> EXCERPT PROVIDED:
——
Profile Of Club Atwater’s Revival In Montreal
by Rob Dinerman
December 26, 2002 -The
$ 20,000 Morgenstern Cup competition held in mid-December this year
provided another advance to the ISDA professional doubles squash tour,
which added another successful site to its expanding 2002-2003 schedule
and brought professional squash back to the beautiful city of Montreal
for the first time since the Montreal Amateur Athletic Association
(MAAA) on downtown Peel Street held its last WPSA hardball tournament
in 1991. More importantly, the three-day event became a celebration and
affirmation of the spectacular improvements that a Can. $7 million
investment has wrought upon Club Atwater, the host club, which is now
fairly bursting with vitality and well-deserved pride over the success
of the transformation it has undergone during the past eight months.
Founded in 1926 on land bought from the Gentlemen Ecclesiastics of the
Seminary of St. Sulpice (to whom Louis XIV of France had awarded
seigneurial rights to the whole island of Montreal in 1663), and known
for almost all of its glorious history as the Montreal Badminton &
Squash Club (MB&SC), this venerable institution was purchased and
re-named last spring by Leonard Schlemm Jr., a lifelong member and the
co-founder and former chairman of Fitness Holdings Worldwide, the
largest operator of fitness centers in the world, with U. S. $ 1
billion in annual revenue.
Mr. Schlemm’s father, a member since 1929, was an accomplished
racquets man, winner of multiple national titles in both badminton and
squash and the holder (co-holder actually, since all of his squash
titles came in doubles competition) of four of the 84 (!) national or
international squash championships (and of one of the 33 such badminton
titles) that have been won over the years by MB&SC members.
——
> DATASET:

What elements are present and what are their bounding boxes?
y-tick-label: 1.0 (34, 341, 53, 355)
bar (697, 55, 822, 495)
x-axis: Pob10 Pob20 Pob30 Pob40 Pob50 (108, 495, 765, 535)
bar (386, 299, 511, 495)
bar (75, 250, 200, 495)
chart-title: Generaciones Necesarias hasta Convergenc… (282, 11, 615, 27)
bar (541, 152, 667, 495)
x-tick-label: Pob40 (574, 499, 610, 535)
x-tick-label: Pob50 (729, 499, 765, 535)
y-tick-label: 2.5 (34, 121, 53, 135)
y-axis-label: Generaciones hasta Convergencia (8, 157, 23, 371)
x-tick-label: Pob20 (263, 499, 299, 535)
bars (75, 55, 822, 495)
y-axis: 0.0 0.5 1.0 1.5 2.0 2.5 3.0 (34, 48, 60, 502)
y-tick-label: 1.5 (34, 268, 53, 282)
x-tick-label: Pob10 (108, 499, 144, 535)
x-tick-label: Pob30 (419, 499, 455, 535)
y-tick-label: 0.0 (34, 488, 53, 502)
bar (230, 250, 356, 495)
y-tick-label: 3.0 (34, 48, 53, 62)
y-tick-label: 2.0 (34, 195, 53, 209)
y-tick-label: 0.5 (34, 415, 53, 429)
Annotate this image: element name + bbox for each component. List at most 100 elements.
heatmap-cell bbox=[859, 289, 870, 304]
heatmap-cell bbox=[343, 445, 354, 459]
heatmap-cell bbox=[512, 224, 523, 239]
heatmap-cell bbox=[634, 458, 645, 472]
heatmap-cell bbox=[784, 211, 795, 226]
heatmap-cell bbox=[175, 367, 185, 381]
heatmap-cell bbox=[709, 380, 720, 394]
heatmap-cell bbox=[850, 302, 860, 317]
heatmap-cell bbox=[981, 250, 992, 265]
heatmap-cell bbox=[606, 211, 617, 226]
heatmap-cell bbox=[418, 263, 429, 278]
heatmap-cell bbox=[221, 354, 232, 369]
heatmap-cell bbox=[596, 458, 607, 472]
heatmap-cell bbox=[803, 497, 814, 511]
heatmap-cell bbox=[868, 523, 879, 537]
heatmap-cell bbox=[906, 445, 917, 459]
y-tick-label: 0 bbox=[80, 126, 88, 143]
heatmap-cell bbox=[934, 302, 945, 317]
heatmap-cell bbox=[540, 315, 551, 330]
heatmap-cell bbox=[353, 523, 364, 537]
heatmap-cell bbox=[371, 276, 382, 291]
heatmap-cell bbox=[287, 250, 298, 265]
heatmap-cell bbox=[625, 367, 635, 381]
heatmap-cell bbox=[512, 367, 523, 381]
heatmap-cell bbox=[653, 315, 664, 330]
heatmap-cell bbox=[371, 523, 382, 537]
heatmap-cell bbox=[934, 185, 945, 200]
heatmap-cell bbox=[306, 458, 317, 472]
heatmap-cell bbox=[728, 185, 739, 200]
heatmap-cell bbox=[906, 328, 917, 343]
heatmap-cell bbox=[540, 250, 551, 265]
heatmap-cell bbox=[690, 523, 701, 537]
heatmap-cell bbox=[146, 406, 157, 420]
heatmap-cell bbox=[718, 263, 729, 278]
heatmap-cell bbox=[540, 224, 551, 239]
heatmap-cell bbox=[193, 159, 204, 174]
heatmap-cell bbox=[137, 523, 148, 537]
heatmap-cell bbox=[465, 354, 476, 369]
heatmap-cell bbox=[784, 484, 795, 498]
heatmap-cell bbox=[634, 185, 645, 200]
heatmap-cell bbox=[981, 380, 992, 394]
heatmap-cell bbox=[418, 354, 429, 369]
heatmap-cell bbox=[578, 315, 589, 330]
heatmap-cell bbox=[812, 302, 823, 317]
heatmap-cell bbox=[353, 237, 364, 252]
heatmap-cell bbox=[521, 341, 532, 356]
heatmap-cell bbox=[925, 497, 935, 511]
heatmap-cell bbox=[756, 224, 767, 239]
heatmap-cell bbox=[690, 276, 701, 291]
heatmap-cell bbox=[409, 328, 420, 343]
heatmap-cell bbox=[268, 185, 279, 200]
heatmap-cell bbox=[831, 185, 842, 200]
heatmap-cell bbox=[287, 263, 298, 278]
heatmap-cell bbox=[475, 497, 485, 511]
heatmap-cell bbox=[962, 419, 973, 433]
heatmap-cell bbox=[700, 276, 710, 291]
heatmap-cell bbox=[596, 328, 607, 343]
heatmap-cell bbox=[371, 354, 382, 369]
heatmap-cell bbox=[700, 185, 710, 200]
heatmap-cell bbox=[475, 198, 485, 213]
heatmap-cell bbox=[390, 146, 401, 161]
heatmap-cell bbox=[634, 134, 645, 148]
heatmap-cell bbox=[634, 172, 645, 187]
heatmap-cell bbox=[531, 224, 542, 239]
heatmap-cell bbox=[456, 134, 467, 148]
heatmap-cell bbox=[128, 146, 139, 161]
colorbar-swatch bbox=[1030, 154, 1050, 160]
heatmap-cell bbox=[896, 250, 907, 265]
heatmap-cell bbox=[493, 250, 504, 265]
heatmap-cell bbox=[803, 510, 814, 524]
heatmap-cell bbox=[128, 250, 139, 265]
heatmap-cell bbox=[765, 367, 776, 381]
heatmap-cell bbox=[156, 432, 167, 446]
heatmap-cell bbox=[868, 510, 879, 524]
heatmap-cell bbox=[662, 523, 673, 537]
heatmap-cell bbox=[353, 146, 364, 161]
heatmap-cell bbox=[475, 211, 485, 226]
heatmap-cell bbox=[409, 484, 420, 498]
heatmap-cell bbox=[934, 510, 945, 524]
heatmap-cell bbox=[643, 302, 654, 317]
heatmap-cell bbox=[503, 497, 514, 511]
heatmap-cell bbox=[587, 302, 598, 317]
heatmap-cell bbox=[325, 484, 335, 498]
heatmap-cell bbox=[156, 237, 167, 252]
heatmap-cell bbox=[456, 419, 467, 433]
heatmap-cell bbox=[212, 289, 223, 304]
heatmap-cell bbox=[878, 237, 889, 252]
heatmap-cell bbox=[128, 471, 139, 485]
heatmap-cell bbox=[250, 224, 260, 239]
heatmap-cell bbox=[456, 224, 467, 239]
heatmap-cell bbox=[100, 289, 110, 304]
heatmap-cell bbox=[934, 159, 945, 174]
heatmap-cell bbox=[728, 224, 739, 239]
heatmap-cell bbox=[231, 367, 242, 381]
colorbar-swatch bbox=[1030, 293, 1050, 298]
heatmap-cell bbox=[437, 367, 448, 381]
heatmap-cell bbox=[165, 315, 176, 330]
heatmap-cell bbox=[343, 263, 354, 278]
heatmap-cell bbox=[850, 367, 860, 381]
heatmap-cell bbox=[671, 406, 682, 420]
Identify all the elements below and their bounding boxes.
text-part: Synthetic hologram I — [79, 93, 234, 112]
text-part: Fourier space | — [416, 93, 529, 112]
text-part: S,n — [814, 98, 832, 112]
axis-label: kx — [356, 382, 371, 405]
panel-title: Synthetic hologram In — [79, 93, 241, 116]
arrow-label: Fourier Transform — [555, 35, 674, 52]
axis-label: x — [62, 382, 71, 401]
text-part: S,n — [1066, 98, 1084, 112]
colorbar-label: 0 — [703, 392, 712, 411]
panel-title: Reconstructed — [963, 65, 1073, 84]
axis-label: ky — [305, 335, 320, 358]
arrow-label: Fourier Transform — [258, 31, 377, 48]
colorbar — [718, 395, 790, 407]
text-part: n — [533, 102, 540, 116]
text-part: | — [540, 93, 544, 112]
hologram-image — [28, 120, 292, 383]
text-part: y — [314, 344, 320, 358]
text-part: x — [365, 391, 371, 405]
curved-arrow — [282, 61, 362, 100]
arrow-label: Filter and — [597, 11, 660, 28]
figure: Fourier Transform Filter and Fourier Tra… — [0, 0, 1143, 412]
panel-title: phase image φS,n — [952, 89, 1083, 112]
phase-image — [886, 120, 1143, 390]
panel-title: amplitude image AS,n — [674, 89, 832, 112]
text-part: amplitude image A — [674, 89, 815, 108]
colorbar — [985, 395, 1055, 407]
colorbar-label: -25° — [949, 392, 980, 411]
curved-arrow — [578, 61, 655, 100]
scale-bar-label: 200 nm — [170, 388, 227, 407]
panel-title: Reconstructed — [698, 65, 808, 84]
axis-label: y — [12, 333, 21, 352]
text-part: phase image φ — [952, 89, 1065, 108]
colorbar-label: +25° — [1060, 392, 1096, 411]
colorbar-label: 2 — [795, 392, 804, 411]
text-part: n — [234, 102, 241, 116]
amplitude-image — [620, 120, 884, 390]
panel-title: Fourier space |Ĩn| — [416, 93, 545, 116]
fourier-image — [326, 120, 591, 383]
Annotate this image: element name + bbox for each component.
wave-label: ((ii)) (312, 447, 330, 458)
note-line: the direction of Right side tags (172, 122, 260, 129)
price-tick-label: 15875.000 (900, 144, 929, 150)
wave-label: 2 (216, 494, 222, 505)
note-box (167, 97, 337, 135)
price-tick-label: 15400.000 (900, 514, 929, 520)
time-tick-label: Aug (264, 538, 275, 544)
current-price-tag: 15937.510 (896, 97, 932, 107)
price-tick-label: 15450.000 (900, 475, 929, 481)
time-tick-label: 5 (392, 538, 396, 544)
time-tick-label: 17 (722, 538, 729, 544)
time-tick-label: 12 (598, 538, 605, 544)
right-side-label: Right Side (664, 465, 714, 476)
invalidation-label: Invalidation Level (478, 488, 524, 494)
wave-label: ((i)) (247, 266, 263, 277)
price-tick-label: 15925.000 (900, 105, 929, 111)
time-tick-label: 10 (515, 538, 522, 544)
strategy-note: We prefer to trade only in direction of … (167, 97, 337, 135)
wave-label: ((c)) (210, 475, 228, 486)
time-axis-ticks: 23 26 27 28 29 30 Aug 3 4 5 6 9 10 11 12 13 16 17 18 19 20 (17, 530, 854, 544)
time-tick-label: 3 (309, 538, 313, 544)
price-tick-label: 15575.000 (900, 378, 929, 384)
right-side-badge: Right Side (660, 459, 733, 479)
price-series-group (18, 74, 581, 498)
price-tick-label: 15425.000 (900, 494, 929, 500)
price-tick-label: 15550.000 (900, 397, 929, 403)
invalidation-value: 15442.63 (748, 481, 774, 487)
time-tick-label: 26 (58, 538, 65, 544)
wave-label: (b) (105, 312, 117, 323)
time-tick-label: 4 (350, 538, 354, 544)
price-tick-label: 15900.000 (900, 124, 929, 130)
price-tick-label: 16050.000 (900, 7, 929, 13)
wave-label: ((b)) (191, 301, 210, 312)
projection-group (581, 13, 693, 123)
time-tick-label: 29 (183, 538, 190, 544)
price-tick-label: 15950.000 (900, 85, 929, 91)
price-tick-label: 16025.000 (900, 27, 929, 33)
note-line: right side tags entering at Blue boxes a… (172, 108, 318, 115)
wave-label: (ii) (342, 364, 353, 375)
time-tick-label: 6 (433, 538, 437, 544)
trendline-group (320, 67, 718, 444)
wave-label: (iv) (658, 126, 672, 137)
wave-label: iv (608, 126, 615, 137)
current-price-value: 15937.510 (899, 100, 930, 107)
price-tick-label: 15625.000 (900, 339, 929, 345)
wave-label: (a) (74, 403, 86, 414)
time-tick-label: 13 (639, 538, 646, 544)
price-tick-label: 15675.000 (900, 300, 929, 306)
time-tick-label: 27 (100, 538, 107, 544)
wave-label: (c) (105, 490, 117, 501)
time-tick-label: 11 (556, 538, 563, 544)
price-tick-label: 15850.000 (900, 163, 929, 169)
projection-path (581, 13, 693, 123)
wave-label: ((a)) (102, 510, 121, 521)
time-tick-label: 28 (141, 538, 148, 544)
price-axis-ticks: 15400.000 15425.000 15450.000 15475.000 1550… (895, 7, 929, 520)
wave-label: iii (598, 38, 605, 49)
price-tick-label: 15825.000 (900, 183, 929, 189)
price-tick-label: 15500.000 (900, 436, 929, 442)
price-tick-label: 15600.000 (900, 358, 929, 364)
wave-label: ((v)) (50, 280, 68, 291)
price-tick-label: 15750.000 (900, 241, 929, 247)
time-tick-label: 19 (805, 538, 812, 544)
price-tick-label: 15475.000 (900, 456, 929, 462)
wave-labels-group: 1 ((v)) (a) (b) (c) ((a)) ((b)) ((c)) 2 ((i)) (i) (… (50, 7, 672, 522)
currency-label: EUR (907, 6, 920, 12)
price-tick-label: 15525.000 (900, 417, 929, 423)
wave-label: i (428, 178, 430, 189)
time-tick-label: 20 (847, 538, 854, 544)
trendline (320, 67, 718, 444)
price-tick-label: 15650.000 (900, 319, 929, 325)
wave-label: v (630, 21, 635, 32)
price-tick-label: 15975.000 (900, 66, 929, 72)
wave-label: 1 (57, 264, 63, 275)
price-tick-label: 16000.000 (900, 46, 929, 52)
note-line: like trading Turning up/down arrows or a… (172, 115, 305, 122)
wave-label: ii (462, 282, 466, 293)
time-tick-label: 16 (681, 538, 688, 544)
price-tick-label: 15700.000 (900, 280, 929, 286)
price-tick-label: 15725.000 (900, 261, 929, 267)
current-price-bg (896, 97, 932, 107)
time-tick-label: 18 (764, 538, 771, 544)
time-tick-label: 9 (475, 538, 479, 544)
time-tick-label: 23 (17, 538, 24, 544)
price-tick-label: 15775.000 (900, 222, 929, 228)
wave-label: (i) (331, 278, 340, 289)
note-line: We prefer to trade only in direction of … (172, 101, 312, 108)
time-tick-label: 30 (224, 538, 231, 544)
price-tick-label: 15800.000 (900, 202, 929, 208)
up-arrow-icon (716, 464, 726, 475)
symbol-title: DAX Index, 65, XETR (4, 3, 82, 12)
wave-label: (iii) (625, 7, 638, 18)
——
Decide whether each statement below agrees with the profile of Club Atwater, and answer yes or no for each, quoting the deciding words from the text.
1. The Morgenstern Cup competition carried $20,000.
2. The club was founded in 1929.
3. Mr. Schlemm's father won his squash titles in singles play.

1. Yes: "$ 20,000 Morgenstern Cup competition held in mid-December this year"
2. No: "Founded in 1926"
3. No: "all of his squash titles came in doubles competition"